### Stated task
Each line of the data that includes the string "business" is to be copied out.

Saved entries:

+-------+

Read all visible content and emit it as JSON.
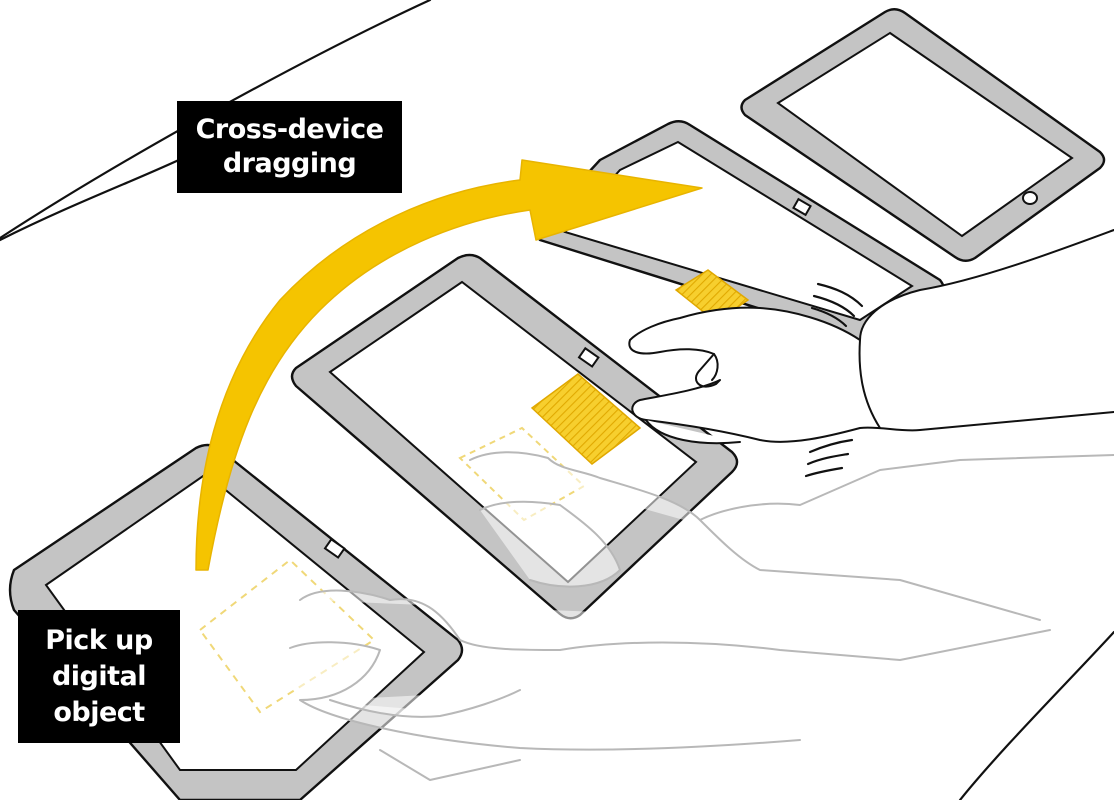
{
  "labels": {
    "cross_device": {
      "line1": "Cross-device",
      "line2": "dragging"
    },
    "pick_up": {
      "line1": "Pick up",
      "line2": "digital",
      "line3": "object"
    }
  },
  "colors": {
    "accent": "#f5c400",
    "tablet_bezel": "#c8c8c8",
    "outline": "#111111",
    "ghost": "#b8b8b8",
    "ghost_yellow": "#f0d878",
    "label_background": "#000000",
    "label_text": "#ffffff"
  },
  "icons": {
    "arrow": "curved-arrow-icon",
    "motion": "motion-lines-icon",
    "home_button": "home-button-icon"
  }
}
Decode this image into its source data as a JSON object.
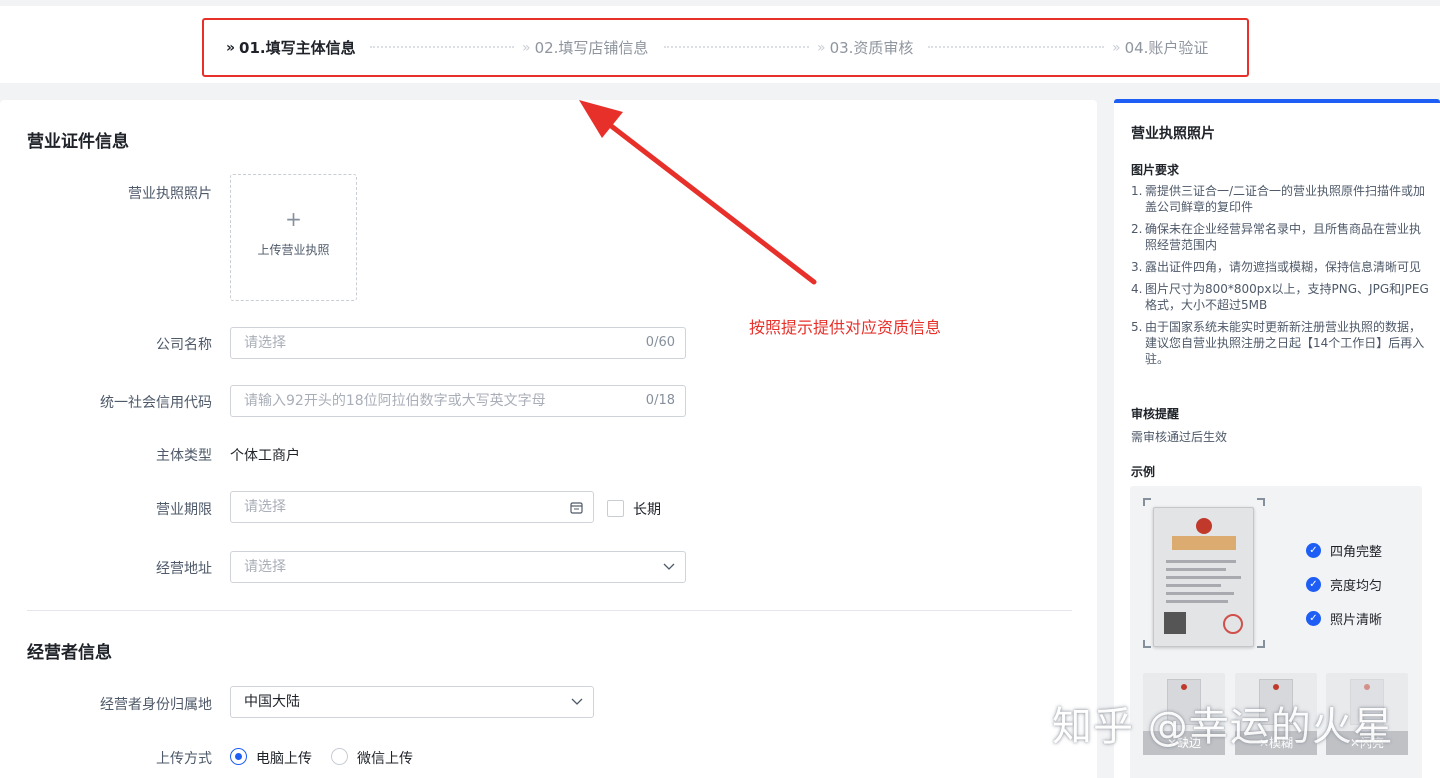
{
  "stepper": {
    "steps": [
      {
        "chev": "»",
        "label": "01.填写主体信息",
        "active": true
      },
      {
        "chev": "»",
        "label": "02.填写店铺信息",
        "active": false
      },
      {
        "chev": "»",
        "label": "03.资质审核",
        "active": false
      },
      {
        "chev": "»",
        "label": "04.账户验证",
        "active": false
      }
    ]
  },
  "license_section": {
    "title": "营业证件信息",
    "photo_label": "营业执照照片",
    "upload_plus": "+",
    "upload_text": "上传营业执照",
    "company_label": "公司名称",
    "company_placeholder": "请选择",
    "company_count": "0/60",
    "credit_label": "统一社会信用代码",
    "credit_placeholder": "请输入92开头的18位阿拉伯数字或大写英文字母",
    "credit_count": "0/18",
    "entity_label": "主体类型",
    "entity_value": "个体工商户",
    "term_label": "营业期限",
    "term_placeholder": "请选择",
    "term_icon": "calendar-icon",
    "long_term_label": "长期",
    "address_label": "经营地址",
    "address_placeholder": "请选择",
    "address_icon": "chevron-down-icon"
  },
  "operator_section": {
    "title": "经营者信息",
    "region_label": "经营者身份归属地",
    "region_value": "中国大陆",
    "upload_method_label": "上传方式",
    "method_pc": "电脑上传",
    "method_wechat": "微信上传"
  },
  "annotation": {
    "text": "按照提示提供对应资质信息",
    "color": "#e8302b"
  },
  "side_panel": {
    "title": "营业执照照片",
    "requirements_title": "图片要求",
    "requirements": [
      {
        "num": "1.",
        "text": "需提供三证合一/二证合一的营业执照原件扫描件或加盖公司鲜章的复印件"
      },
      {
        "num": "2.",
        "text": "确保未在企业经营异常名录中，且所售商品在营业执照经营范围内"
      },
      {
        "num": "3.",
        "text": "露出证件四角，请勿遮挡或模糊，保持信息清晰可见"
      },
      {
        "num": "4.",
        "text": "图片尺寸为800*800px以上，支持PNG、JPG和JPEG格式，大小不超过5MB"
      },
      {
        "num": "5.",
        "text": "由于国家系统未能实时更新新注册营业执照的数据，建议您自营业执照注册之日起【14个工作日】后再入驻。"
      }
    ],
    "review_title": "审核提醒",
    "review_note": "需审核通过后生效",
    "example_title": "示例",
    "checks": [
      "四角完整",
      "亮度均匀",
      "照片清晰"
    ],
    "check_icon": "✓",
    "thumbs": [
      "✕缺边",
      "✕模糊",
      "✕闪亮"
    ]
  },
  "watermark": "知乎 @幸运的火星",
  "colors": {
    "accent": "#1f5ef5",
    "highlight_border": "#e8302b"
  }
}
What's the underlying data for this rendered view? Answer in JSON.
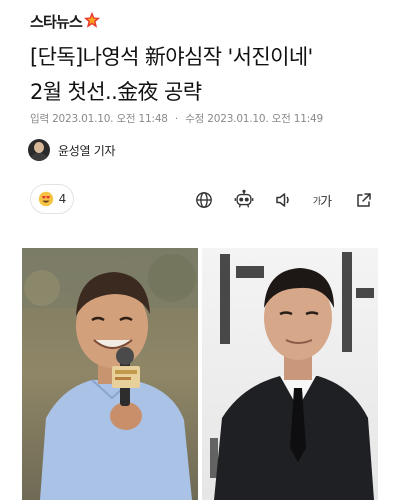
{
  "header": {
    "logo_text": "스타뉴스"
  },
  "article": {
    "headline_line1": "[단독]나영석 新야심작 '서진이네'",
    "headline_line2": "2월 첫선..金夜 공략",
    "input_label": "입력",
    "input_time": "2023.01.10. 오전 11:48",
    "modified_label": "수정",
    "modified_time": "2023.01.10. 오전 11:49",
    "reporter": "윤성열 기자"
  },
  "reactions": {
    "count": "4",
    "emoji": "heart-eyes-emoji"
  },
  "toolbar": {
    "font_small": "가",
    "font_large": "가",
    "icons": [
      "globe-icon",
      "robot-icon",
      "speaker-icon",
      "font-size-icon",
      "share-icon"
    ]
  },
  "colors": {
    "logo_star": "#e8392f",
    "meta_text": "#8a8a8a",
    "text": "#111111"
  }
}
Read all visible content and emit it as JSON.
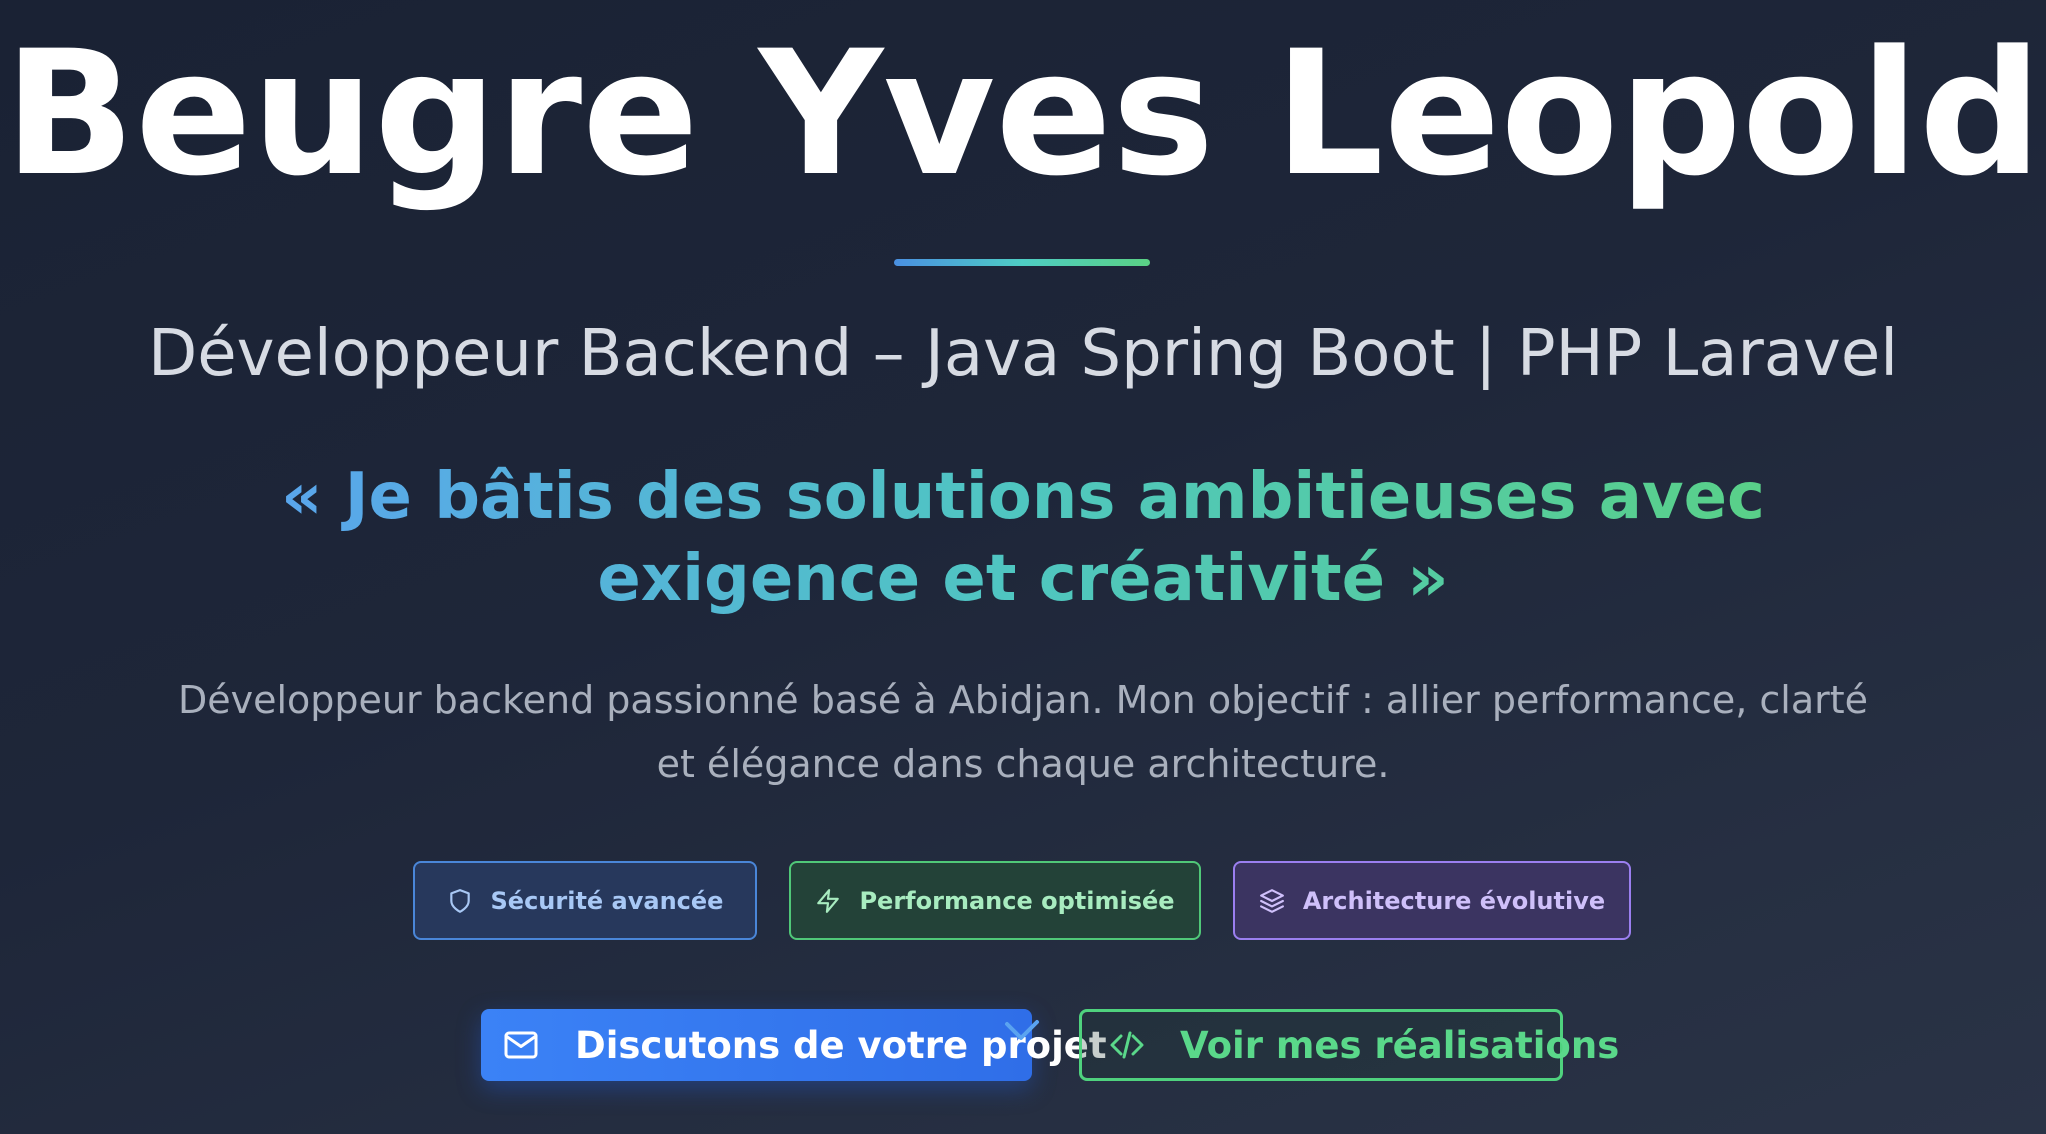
{
  "hero": {
    "name": "Beugre Yves Leopold",
    "role": "Développeur Backend – Java Spring Boot | PHP Laravel",
    "quote": "« Je bâtis des solutions ambitieuses avec exigence et créativité »",
    "description": "Développeur backend passionné basé à Abidjan. Mon objectif : allier performance, clarté et élégance dans chaque architecture."
  },
  "badges": [
    {
      "label": "Sécurité avancée",
      "icon": "shield-icon",
      "color": "#4a86d8"
    },
    {
      "label": "Performance optimisée",
      "icon": "lightning-icon",
      "color": "#50c878"
    },
    {
      "label": "Architecture évolutive",
      "icon": "layers-icon",
      "color": "#9b7ff0"
    }
  ],
  "actions": {
    "contact_label": "Discutons de votre projet",
    "contact_icon": "mail-icon",
    "projects_label": "Voir mes réalisations",
    "projects_icon": "code-icon"
  },
  "colors": {
    "background": "#1e2639",
    "primary": "#3b82f6",
    "accent_green": "#4fd27e",
    "accent_purple": "#9b7ff0"
  }
}
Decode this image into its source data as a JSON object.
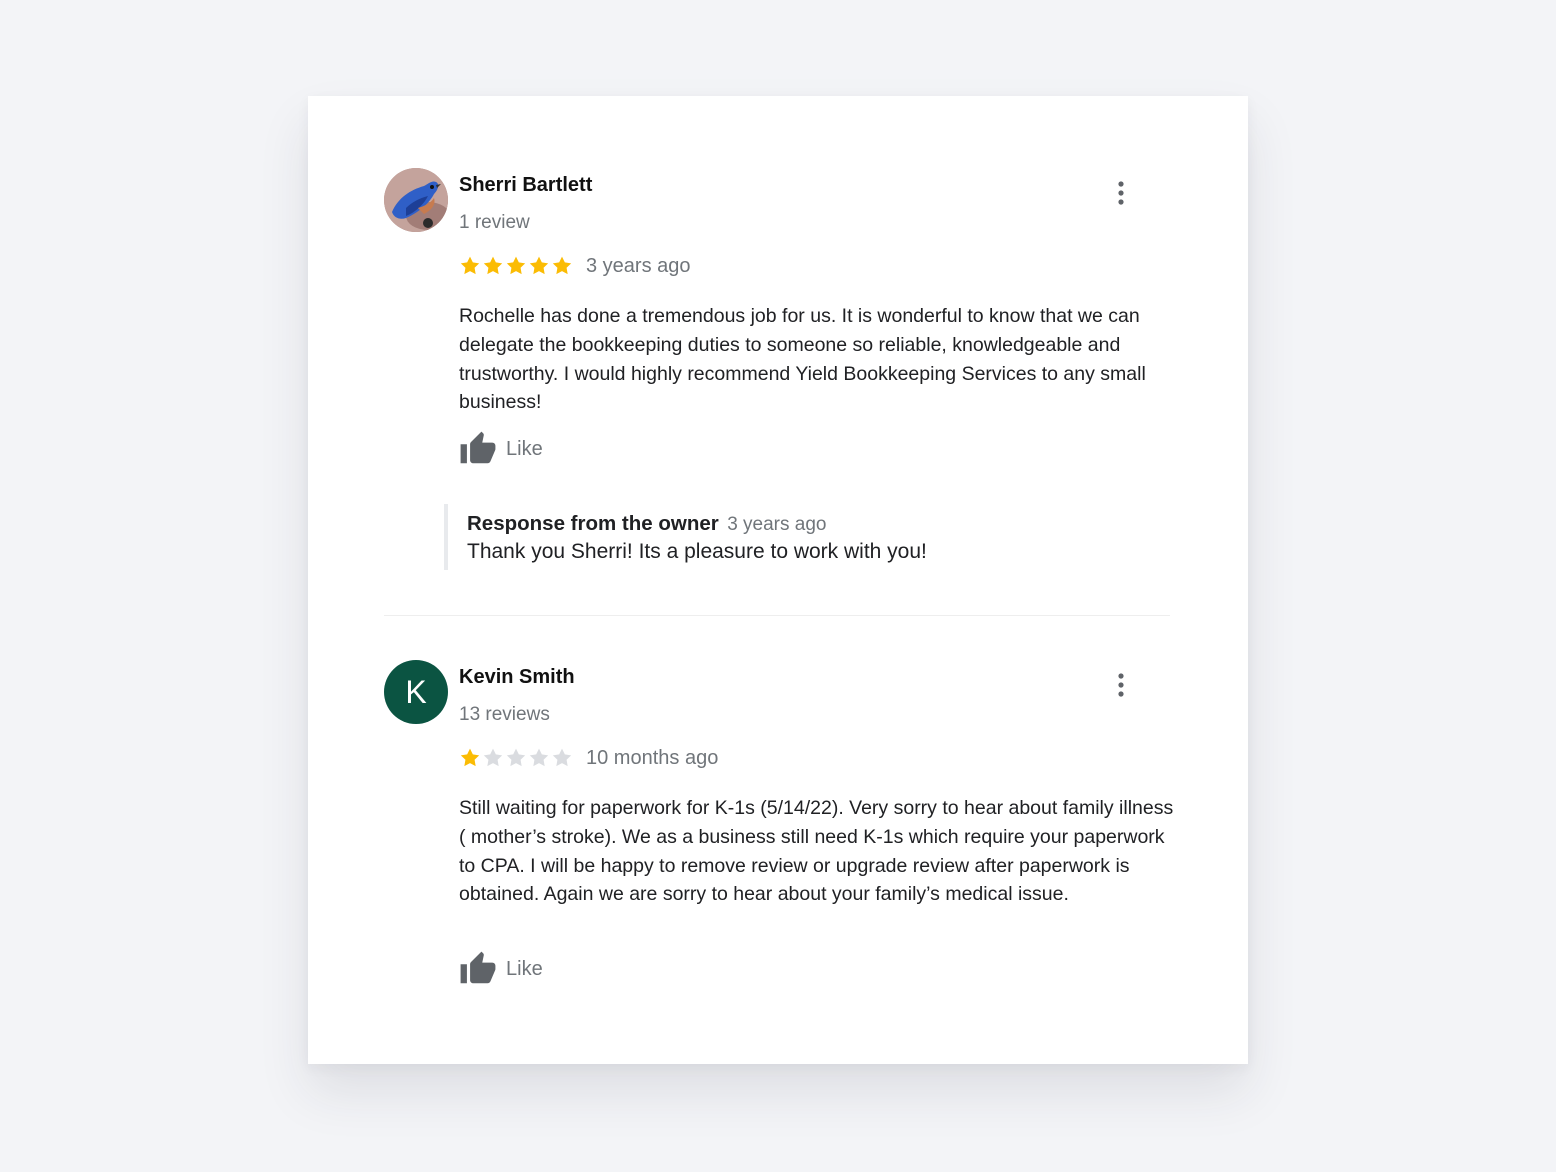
{
  "reviews": [
    {
      "reviewer_name": "Sherri Bartlett",
      "review_count": "1 review",
      "avatar": "bluebird-photo-avatar",
      "rating": 5,
      "max_rating": 5,
      "date": "3 years ago",
      "text": "Rochelle has done a tremendous job for us. It is wonderful to know that we can delegate the bookkeeping duties to someone so reliable, knowledgeable and trustworthy. I would highly recommend Yield Bookkeeping Services to any small business!",
      "like_label": "Like",
      "owner_response": {
        "title": "Response from the owner",
        "date": "3 years ago",
        "text": "Thank you Sherri! Its a pleasure to work with you!"
      }
    },
    {
      "reviewer_name": "Kevin Smith",
      "review_count": "13 reviews",
      "avatar_letter": "K",
      "rating": 1,
      "max_rating": 5,
      "date": "10 months ago",
      "text": "Still waiting for paperwork for K-1s (5/14/22). Very sorry to hear about family illness ( mother’s stroke). We as a business still need K-1s which require your paperwork to CPA. I will be happy to remove review or upgrade review after paperwork is obtained. Again we are sorry to hear about your family’s medical issue.",
      "like_label": "Like"
    }
  ],
  "colors": {
    "star_filled": "#fbbc04",
    "star_empty": "#dadce0",
    "avatar_k_background": "#0b5442",
    "secondary_text": "#70757a",
    "page_background": "#f3f4f7"
  }
}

+-------+

### Task answer
      "text": "Rochelle has done a tremendous job for us. It is wonderful to know that we can delegate the bookkeeping duties to someone so reliable, knowledgeable and trustworthy. I would highly recommend Yield Bookkeeping Services to any small business!",
      "text": "Still waiting for paperwork for K-1s (5/14/22). Very sorry to hear about family illness ( mother’s stroke). We as a business still need K-1s which require your paperwork to CPA. I will be happy to remove review or upgrade review after paperwork is obtained. Again we are sorry to hear about your family’s medical issue.",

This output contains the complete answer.